Data records
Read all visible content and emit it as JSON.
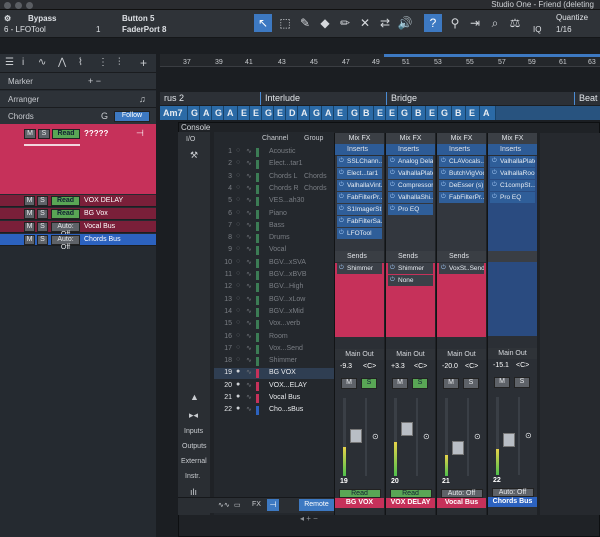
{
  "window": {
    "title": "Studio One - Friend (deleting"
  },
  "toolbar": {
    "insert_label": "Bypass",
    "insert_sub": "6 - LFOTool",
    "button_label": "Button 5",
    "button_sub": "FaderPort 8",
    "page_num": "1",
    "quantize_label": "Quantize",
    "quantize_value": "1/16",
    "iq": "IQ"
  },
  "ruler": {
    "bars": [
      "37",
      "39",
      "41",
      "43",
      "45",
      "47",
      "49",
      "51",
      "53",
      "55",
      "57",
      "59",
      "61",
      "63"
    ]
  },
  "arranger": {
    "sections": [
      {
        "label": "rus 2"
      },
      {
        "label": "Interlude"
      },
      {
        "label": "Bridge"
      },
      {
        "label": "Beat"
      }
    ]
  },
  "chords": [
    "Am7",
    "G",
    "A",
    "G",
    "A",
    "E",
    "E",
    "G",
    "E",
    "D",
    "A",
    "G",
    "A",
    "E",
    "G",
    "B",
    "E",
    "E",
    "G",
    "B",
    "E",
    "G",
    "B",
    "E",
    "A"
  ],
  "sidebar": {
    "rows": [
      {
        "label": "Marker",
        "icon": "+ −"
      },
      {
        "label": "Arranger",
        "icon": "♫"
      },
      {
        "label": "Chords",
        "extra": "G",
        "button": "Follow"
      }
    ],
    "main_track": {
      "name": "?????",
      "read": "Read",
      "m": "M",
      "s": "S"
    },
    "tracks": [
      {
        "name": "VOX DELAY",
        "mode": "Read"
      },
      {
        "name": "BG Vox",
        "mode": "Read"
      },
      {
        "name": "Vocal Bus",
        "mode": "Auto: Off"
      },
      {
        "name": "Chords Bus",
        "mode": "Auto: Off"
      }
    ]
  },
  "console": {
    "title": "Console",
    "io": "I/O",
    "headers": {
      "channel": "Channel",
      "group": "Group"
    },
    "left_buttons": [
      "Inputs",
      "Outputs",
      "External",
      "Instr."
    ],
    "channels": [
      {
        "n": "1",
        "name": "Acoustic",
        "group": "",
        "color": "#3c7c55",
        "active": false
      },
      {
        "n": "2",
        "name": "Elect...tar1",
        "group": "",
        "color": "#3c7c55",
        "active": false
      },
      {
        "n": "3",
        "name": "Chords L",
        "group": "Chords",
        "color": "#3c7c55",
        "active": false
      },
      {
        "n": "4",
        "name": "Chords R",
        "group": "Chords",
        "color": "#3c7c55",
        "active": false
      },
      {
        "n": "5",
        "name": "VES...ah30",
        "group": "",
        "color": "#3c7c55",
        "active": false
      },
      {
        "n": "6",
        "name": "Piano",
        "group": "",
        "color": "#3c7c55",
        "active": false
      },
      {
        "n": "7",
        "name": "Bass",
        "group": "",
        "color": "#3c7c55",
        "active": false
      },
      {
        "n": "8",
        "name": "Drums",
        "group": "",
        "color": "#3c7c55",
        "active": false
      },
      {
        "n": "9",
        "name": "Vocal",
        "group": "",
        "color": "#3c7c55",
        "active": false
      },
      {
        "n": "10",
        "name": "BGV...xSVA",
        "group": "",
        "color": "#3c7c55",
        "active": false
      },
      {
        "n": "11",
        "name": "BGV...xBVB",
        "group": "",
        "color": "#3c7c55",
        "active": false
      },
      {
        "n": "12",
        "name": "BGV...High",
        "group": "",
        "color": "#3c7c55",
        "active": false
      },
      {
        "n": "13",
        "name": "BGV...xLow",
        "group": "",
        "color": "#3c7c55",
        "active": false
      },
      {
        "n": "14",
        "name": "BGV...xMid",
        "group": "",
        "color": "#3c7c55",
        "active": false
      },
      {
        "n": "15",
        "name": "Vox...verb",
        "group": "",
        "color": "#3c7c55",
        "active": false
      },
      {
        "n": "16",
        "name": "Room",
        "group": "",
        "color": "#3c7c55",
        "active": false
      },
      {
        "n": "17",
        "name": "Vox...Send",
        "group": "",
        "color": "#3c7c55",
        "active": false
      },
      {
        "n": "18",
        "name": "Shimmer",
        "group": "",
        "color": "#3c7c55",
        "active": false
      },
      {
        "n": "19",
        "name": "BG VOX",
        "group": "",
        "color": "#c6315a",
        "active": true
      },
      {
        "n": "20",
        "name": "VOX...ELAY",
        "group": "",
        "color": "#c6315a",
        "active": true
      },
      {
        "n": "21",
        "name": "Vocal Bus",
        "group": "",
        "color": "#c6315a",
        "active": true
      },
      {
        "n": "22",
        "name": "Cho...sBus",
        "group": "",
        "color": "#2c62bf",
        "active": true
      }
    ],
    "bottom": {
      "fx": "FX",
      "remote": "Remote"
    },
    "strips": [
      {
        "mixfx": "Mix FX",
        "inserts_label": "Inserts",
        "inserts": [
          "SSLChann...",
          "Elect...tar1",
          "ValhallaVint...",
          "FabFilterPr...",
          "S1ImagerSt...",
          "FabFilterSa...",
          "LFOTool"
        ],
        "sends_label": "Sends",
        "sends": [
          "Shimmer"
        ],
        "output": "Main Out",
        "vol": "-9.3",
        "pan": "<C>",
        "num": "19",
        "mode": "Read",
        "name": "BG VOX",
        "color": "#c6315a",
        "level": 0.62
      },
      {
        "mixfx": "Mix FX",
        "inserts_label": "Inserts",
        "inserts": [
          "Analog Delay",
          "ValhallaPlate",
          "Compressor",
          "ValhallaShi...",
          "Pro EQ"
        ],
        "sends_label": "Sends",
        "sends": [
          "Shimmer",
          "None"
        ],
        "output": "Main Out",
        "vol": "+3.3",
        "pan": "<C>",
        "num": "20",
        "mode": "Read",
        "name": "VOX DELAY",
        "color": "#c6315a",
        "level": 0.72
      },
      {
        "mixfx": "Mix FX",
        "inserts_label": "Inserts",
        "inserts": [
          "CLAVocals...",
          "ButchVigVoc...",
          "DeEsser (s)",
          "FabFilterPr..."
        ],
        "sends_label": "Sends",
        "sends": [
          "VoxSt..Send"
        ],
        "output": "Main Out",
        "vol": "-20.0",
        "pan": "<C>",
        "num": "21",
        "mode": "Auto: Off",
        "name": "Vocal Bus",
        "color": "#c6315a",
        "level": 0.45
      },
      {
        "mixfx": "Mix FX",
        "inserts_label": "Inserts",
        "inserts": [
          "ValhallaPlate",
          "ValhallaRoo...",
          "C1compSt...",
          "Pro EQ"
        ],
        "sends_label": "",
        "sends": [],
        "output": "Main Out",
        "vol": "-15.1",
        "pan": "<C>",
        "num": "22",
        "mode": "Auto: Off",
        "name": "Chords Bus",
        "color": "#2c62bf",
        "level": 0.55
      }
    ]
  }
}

# WRITTEN TASK
Set the listing down in full and exactly. Pictures within it should not appear in the copy.

# FINISHED TASK
Read all visible content and emit it as JSON.
{
  "window": {
    "title": "Studio One - Friend (deleting"
  },
  "toolbar": {
    "insert_label": "Bypass",
    "insert_sub": "6 - LFOTool",
    "button_label": "Button 5",
    "button_sub": "FaderPort 8",
    "page_num": "1",
    "quantize_label": "Quantize",
    "quantize_value": "1/16",
    "iq": "IQ"
  },
  "ruler": {
    "bars": [
      "37",
      "39",
      "41",
      "43",
      "45",
      "47",
      "49",
      "51",
      "53",
      "55",
      "57",
      "59",
      "61",
      "63"
    ]
  },
  "arranger": {
    "sections": [
      {
        "label": "rus 2"
      },
      {
        "label": "Interlude"
      },
      {
        "label": "Bridge"
      },
      {
        "label": "Beat"
      }
    ]
  },
  "chords": [
    "Am7",
    "G",
    "A",
    "G",
    "A",
    "E",
    "E",
    "G",
    "E",
    "D",
    "A",
    "G",
    "A",
    "E",
    "G",
    "B",
    "E",
    "E",
    "G",
    "B",
    "E",
    "G",
    "B",
    "E",
    "A"
  ],
  "sidebar": {
    "rows": [
      {
        "label": "Marker",
        "icon": "+ −"
      },
      {
        "label": "Arranger",
        "icon": "♫"
      },
      {
        "label": "Chords",
        "extra": "G",
        "button": "Follow"
      }
    ],
    "main_track": {
      "name": "?????",
      "read": "Read",
      "m": "M",
      "s": "S"
    },
    "tracks": [
      {
        "name": "VOX DELAY",
        "mode": "Read"
      },
      {
        "name": "BG Vox",
        "mode": "Read"
      },
      {
        "name": "Vocal Bus",
        "mode": "Auto: Off"
      },
      {
        "name": "Chords Bus",
        "mode": "Auto: Off"
      }
    ]
  },
  "console": {
    "title": "Console",
    "io": "I/O",
    "headers": {
      "channel": "Channel",
      "group": "Group"
    },
    "left_buttons": [
      "Inputs",
      "Outputs",
      "External",
      "Instr."
    ],
    "channels": [
      {
        "n": "1",
        "name": "Acoustic",
        "group": "",
        "color": "#3c7c55",
        "active": false
      },
      {
        "n": "2",
        "name": "Elect...tar1",
        "group": "",
        "color": "#3c7c55",
        "active": false
      },
      {
        "n": "3",
        "name": "Chords L",
        "group": "Chords",
        "color": "#3c7c55",
        "active": false
      },
      {
        "n": "4",
        "name": "Chords R",
        "group": "Chords",
        "color": "#3c7c55",
        "active": false
      },
      {
        "n": "5",
        "name": "VES...ah30",
        "group": "",
        "color": "#3c7c55",
        "active": false
      },
      {
        "n": "6",
        "name": "Piano",
        "group": "",
        "color": "#3c7c55",
        "active": false
      },
      {
        "n": "7",
        "name": "Bass",
        "group": "",
        "color": "#3c7c55",
        "active": false
      },
      {
        "n": "8",
        "name": "Drums",
        "group": "",
        "color": "#3c7c55",
        "active": false
      },
      {
        "n": "9",
        "name": "Vocal",
        "group": "",
        "color": "#3c7c55",
        "active": false
      },
      {
        "n": "10",
        "name": "BGV...xSVA",
        "group": "",
        "color": "#3c7c55",
        "active": false
      },
      {
        "n": "11",
        "name": "BGV...xBVB",
        "group": "",
        "color": "#3c7c55",
        "active": false
      },
      {
        "n": "12",
        "name": "BGV...High",
        "group": "",
        "color": "#3c7c55",
        "active": false
      },
      {
        "n": "13",
        "name": "BGV...xLow",
        "group": "",
        "color": "#3c7c55",
        "active": false
      },
      {
        "n": "14",
        "name": "BGV...xMid",
        "group": "",
        "color": "#3c7c55",
        "active": false
      },
      {
        "n": "15",
        "name": "Vox...verb",
        "group": "",
        "color": "#3c7c55",
        "active": false
      },
      {
        "n": "16",
        "name": "Room",
        "group": "",
        "color": "#3c7c55",
        "active": false
      },
      {
        "n": "17",
        "name": "Vox...Send",
        "group": "",
        "color": "#3c7c55",
        "active": false
      },
      {
        "n": "18",
        "name": "Shimmer",
        "group": "",
        "color": "#3c7c55",
        "active": false
      },
      {
        "n": "19",
        "name": "BG VOX",
        "group": "",
        "color": "#c6315a",
        "active": true
      },
      {
        "n": "20",
        "name": "VOX...ELAY",
        "group": "",
        "color": "#c6315a",
        "active": true
      },
      {
        "n": "21",
        "name": "Vocal Bus",
        "group": "",
        "color": "#c6315a",
        "active": true
      },
      {
        "n": "22",
        "name": "Cho...sBus",
        "group": "",
        "color": "#2c62bf",
        "active": true
      }
    ],
    "bottom": {
      "fx": "FX",
      "remote": "Remote"
    },
    "strips": [
      {
        "mixfx": "Mix FX",
        "inserts_label": "Inserts",
        "inserts": [
          "SSLChann...",
          "Elect...tar1",
          "ValhallaVint...",
          "FabFilterPr...",
          "S1ImagerSt...",
          "FabFilterSa...",
          "LFOTool"
        ],
        "sends_label": "Sends",
        "sends": [
          "Shimmer"
        ],
        "output": "Main Out",
        "vol": "-9.3",
        "pan": "<C>",
        "num": "19",
        "mode": "Read",
        "name": "BG VOX",
        "color": "#c6315a",
        "level": 0.62
      },
      {
        "mixfx": "Mix FX",
        "inserts_label": "Inserts",
        "inserts": [
          "Analog Delay",
          "ValhallaPlate",
          "Compressor",
          "ValhallaShi...",
          "Pro EQ"
        ],
        "sends_label": "Sends",
        "sends": [
          "Shimmer",
          "None"
        ],
        "output": "Main Out",
        "vol": "+3.3",
        "pan": "<C>",
        "num": "20",
        "mode": "Read",
        "name": "VOX DELAY",
        "color": "#c6315a",
        "level": 0.72
      },
      {
        "mixfx": "Mix FX",
        "inserts_label": "Inserts",
        "inserts": [
          "CLAVocals...",
          "ButchVigVoc...",
          "DeEsser (s)",
          "FabFilterPr..."
        ],
        "sends_label": "Sends",
        "sends": [
          "VoxSt..Send"
        ],
        "output": "Main Out",
        "vol": "-20.0",
        "pan": "<C>",
        "num": "21",
        "mode": "Auto: Off",
        "name": "Vocal Bus",
        "color": "#c6315a",
        "level": 0.45
      },
      {
        "mixfx": "Mix FX",
        "inserts_label": "Inserts",
        "inserts": [
          "ValhallaPlate",
          "ValhallaRoo...",
          "C1compSt...",
          "Pro EQ"
        ],
        "sends_label": "",
        "sends": [],
        "output": "Main Out",
        "vol": "-15.1",
        "pan": "<C>",
        "num": "22",
        "mode": "Auto: Off",
        "name": "Chords Bus",
        "color": "#2c62bf",
        "level": 0.55
      }
    ]
  }
}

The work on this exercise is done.